◆ **Task data**

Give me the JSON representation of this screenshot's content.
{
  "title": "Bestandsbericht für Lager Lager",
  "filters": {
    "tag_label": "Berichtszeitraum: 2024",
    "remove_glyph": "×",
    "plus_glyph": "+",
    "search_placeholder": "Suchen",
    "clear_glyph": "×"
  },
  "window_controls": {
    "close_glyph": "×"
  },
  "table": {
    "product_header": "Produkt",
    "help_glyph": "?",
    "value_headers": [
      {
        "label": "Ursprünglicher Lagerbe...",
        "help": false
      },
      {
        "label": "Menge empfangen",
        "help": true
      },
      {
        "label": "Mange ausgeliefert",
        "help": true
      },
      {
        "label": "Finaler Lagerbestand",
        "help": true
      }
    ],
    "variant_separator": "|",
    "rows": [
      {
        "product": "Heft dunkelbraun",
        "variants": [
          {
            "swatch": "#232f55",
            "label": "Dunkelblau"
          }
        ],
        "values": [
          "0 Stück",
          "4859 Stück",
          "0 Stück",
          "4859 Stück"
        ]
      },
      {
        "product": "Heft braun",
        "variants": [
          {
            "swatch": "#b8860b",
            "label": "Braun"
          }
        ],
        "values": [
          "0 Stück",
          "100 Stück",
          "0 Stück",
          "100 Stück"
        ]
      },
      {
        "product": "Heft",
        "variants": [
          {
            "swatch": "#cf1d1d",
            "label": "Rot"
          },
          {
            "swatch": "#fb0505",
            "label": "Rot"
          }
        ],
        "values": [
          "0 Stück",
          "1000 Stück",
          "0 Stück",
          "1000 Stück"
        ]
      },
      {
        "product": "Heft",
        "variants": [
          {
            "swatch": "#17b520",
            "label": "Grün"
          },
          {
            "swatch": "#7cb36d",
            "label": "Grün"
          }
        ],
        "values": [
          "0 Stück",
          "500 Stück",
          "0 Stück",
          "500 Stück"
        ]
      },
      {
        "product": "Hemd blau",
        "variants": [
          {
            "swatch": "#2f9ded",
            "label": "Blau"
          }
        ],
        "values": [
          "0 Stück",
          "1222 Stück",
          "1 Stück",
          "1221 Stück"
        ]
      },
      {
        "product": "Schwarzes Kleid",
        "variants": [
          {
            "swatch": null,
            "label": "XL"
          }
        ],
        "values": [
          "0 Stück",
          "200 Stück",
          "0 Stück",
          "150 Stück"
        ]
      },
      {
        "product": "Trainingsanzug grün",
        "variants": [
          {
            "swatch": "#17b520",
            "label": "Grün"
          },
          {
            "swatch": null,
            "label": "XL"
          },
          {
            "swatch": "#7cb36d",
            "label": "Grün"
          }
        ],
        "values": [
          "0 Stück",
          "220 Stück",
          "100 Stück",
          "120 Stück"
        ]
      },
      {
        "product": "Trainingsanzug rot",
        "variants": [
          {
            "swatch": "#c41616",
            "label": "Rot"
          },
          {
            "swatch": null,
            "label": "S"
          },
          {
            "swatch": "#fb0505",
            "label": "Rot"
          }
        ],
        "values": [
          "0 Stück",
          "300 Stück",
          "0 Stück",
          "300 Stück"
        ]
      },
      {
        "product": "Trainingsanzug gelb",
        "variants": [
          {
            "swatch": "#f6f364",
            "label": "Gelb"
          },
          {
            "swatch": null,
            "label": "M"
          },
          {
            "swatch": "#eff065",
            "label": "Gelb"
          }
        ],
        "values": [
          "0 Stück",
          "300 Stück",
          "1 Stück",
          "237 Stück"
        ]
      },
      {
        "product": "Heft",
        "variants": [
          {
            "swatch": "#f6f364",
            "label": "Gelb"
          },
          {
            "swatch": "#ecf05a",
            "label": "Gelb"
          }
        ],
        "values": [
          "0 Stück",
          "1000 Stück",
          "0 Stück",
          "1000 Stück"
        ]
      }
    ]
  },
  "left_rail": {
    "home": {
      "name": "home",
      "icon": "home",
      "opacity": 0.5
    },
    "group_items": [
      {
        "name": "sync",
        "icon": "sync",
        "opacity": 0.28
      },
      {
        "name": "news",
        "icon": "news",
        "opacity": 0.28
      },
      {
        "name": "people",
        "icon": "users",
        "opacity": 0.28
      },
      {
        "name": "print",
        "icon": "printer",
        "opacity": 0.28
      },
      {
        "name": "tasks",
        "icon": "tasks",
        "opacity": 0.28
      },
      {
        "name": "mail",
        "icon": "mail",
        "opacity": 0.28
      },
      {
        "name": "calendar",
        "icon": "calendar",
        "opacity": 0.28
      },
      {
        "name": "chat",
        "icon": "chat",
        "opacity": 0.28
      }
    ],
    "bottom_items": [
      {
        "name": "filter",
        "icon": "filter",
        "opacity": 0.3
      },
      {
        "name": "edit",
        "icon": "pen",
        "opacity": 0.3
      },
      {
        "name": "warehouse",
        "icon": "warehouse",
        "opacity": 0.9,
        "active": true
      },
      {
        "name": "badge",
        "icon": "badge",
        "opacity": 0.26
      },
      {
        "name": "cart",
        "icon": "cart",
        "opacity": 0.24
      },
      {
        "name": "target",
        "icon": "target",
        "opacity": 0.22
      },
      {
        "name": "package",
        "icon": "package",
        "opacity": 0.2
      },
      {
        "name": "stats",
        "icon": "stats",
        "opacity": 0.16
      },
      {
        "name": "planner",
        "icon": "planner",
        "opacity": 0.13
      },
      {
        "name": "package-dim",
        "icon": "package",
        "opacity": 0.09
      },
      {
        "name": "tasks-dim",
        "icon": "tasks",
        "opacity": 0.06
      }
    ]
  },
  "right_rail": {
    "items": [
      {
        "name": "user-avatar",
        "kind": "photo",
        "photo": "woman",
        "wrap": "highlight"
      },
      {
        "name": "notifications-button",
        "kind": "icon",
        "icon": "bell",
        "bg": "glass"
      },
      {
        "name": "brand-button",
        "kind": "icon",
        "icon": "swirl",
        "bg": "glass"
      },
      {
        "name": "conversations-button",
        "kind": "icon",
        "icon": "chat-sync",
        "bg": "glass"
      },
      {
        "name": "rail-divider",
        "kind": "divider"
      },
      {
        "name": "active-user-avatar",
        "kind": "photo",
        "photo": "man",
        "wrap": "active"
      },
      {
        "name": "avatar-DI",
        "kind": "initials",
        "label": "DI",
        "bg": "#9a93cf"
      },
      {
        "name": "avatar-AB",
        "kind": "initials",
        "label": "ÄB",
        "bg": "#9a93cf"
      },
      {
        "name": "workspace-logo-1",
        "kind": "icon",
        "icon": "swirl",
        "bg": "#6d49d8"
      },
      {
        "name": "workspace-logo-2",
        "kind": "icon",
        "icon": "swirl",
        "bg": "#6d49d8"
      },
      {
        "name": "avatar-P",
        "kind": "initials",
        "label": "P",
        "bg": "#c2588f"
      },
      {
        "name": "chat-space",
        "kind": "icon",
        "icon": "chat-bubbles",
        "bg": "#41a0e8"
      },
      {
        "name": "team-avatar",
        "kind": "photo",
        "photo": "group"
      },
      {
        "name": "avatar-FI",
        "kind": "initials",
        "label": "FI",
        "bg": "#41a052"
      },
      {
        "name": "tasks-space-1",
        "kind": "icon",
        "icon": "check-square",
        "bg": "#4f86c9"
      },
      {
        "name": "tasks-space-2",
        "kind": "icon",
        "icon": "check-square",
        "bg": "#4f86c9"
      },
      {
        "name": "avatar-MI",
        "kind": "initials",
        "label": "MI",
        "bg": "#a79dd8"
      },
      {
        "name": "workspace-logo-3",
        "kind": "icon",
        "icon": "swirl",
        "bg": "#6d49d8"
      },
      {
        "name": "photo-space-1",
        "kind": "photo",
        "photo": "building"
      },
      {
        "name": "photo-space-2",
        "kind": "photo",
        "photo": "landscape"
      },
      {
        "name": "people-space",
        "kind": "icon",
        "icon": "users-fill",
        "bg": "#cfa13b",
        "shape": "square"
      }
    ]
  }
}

◆ **Short task**
Locate each line with the word "avatar" and copy it.

◆ **Final result**
        "name": "user-avatar",
        "name": "active-user-avatar",
        "name": "avatar-DI",
        "name": "avatar-AB",
        "name": "avatar-P",
        "name": "team-avatar",
        "name": "avatar-FI",
        "name": "avatar-MI",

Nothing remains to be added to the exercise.